■ **What this task involves**
Show all lines of the listing that hold the word "Jack".

■ **Input material**
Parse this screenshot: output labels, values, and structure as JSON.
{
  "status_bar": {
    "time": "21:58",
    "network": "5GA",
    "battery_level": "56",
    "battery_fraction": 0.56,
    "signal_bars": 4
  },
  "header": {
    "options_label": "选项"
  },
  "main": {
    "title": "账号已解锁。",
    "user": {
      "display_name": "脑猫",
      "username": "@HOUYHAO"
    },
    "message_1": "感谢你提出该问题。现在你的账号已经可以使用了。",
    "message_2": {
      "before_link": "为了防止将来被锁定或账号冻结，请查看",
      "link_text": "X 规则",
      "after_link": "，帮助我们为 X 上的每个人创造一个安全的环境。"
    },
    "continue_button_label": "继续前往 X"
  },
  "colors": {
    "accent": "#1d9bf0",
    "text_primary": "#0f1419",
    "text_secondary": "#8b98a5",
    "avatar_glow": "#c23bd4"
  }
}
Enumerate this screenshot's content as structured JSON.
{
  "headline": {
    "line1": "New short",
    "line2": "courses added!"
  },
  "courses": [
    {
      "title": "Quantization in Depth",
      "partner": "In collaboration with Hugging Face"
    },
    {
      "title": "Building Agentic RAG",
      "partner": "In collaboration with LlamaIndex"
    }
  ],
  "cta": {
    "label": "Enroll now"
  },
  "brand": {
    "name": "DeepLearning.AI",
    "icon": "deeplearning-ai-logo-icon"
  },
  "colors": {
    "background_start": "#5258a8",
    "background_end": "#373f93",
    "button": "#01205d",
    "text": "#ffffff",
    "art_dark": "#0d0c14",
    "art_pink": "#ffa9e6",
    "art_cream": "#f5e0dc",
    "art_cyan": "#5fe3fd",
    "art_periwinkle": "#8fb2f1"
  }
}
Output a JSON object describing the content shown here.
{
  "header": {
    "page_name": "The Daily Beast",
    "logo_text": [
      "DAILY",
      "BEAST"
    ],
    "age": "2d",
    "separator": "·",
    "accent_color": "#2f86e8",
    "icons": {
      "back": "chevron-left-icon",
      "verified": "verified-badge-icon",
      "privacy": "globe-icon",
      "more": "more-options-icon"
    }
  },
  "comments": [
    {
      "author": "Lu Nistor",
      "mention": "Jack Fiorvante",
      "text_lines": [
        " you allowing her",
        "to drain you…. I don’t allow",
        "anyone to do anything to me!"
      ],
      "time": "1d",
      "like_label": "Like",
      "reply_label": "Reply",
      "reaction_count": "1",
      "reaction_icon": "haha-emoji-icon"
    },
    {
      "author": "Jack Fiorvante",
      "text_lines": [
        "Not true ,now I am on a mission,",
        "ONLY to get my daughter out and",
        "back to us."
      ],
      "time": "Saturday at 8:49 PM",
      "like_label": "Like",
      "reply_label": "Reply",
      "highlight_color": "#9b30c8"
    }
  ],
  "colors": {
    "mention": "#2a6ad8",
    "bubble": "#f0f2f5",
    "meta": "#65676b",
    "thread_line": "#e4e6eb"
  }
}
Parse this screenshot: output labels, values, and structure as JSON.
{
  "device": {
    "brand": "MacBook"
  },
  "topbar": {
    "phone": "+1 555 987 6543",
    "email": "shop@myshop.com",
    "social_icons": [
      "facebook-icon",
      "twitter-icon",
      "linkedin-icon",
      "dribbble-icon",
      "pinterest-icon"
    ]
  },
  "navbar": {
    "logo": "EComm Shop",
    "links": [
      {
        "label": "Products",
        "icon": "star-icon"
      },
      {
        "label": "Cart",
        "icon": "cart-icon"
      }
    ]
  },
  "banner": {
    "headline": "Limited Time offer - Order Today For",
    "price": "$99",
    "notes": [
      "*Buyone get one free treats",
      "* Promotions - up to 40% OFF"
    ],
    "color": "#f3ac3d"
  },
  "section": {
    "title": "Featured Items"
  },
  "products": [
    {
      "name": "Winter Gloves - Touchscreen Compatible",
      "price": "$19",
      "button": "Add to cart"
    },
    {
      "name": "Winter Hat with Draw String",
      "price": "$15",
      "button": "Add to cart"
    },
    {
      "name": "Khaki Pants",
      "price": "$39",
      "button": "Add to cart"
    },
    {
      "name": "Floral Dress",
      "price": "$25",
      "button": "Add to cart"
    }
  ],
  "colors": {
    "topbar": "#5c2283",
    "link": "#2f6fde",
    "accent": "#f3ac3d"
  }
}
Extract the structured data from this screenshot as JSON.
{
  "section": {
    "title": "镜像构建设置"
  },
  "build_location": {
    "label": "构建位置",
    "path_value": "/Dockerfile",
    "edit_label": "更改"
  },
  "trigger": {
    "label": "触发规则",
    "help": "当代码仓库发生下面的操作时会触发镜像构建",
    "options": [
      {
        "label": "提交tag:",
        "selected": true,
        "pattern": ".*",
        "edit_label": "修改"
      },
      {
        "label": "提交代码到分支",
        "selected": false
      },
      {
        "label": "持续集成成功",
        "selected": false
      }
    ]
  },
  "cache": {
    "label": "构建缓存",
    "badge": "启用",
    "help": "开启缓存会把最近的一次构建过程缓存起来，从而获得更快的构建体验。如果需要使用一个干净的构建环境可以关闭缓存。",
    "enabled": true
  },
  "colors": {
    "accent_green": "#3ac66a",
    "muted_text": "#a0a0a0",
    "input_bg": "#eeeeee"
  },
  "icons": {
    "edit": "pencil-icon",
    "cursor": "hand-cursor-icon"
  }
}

■ **Problem solution**
      "mention": "Jack Fiorvante",
      "author": "Jack Fiorvante",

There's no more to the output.